--- Task data ---

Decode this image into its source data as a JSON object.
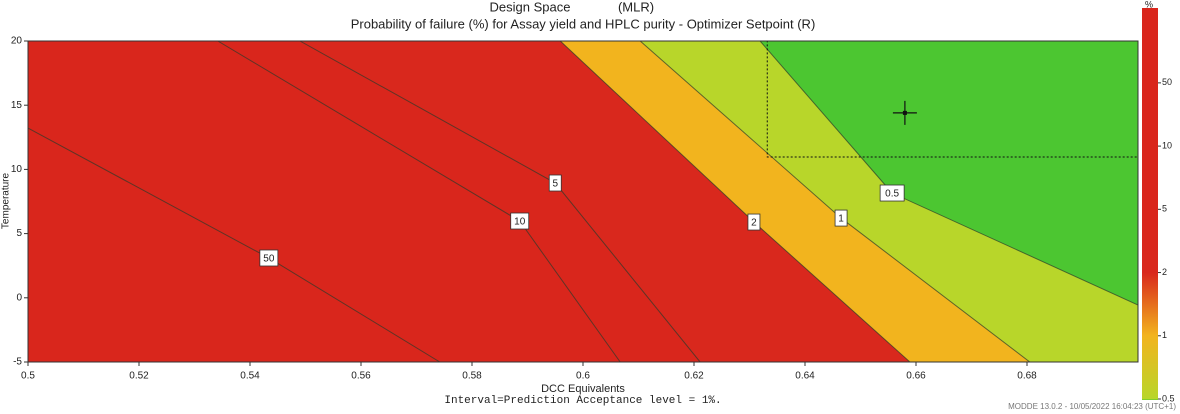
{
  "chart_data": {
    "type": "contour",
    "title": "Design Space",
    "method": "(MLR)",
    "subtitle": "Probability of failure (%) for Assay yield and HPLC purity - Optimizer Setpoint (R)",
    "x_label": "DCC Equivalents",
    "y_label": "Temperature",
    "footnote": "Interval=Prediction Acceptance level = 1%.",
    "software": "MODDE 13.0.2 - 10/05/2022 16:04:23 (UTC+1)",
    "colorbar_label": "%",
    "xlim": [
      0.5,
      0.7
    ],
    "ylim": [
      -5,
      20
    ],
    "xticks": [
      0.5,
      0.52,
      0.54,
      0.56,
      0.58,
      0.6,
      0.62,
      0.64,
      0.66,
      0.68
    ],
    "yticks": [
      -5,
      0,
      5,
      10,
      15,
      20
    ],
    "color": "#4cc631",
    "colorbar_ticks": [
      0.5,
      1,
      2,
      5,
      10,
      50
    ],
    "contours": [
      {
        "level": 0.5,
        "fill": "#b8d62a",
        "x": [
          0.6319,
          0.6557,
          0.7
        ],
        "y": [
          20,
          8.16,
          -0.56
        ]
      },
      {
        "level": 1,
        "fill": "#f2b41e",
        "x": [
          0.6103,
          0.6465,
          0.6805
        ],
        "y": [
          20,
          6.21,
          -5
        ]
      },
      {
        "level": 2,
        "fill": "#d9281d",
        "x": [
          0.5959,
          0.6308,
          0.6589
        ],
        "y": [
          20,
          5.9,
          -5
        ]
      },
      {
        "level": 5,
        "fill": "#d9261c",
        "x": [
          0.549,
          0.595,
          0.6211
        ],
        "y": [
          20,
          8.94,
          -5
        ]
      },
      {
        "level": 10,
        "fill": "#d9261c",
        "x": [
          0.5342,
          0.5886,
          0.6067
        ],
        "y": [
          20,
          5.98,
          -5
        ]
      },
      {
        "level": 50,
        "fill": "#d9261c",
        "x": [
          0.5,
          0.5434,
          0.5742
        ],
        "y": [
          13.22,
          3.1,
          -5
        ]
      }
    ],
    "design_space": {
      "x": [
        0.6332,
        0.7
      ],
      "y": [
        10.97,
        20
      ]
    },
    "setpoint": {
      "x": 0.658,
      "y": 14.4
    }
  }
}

---
--- Task data ---

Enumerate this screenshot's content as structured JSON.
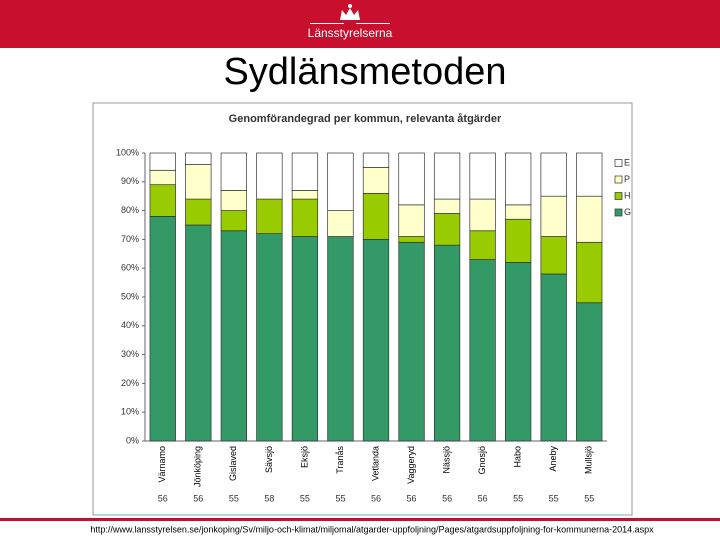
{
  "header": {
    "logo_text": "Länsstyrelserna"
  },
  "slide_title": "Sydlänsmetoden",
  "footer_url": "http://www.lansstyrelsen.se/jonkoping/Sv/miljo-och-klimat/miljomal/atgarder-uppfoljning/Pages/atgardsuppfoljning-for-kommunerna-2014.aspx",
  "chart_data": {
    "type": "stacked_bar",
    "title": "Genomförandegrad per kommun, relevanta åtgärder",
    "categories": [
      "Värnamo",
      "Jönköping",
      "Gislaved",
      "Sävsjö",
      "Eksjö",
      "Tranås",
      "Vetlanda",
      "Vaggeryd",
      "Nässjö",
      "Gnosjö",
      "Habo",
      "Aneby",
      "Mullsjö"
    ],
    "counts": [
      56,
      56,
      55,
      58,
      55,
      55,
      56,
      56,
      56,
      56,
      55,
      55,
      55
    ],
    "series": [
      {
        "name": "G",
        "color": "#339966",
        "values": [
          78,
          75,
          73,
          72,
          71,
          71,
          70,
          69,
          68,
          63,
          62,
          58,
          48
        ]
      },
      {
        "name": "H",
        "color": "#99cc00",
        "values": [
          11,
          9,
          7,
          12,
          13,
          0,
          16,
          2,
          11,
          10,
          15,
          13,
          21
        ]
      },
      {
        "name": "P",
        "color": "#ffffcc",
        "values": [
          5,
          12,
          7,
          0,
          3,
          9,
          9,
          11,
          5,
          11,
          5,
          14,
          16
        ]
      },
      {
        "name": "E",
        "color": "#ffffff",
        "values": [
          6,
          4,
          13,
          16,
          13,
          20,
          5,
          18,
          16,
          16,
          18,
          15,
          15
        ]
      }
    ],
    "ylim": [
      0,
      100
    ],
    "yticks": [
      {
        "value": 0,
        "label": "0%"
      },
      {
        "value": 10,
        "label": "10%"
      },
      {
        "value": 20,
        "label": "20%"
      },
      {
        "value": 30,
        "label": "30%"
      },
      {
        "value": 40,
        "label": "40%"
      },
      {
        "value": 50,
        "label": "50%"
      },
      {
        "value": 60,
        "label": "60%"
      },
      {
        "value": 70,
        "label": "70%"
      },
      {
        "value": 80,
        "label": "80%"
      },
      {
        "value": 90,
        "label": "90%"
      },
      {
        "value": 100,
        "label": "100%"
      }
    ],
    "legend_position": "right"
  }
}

---
--- Task data ---

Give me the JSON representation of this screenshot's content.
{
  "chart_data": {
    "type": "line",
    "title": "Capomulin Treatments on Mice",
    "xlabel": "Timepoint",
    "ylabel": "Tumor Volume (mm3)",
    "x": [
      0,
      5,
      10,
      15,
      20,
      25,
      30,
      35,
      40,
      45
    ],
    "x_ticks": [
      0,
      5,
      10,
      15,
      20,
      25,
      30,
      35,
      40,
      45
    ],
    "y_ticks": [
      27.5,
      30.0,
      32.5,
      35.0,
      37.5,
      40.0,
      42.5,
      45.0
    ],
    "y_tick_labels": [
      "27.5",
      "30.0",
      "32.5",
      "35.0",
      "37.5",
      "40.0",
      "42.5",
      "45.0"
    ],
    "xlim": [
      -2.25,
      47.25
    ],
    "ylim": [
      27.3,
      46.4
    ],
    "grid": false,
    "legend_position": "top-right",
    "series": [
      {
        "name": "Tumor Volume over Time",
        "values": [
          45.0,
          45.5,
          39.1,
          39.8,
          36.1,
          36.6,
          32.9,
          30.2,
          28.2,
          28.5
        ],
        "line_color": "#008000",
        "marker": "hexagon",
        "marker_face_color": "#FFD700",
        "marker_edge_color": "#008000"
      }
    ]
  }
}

---

### What you need to do:
From the records, copy out each line that includes the string "type".

### Task output:
    "type": "contour",
    "type": "stacked_bar",
    "type": "line",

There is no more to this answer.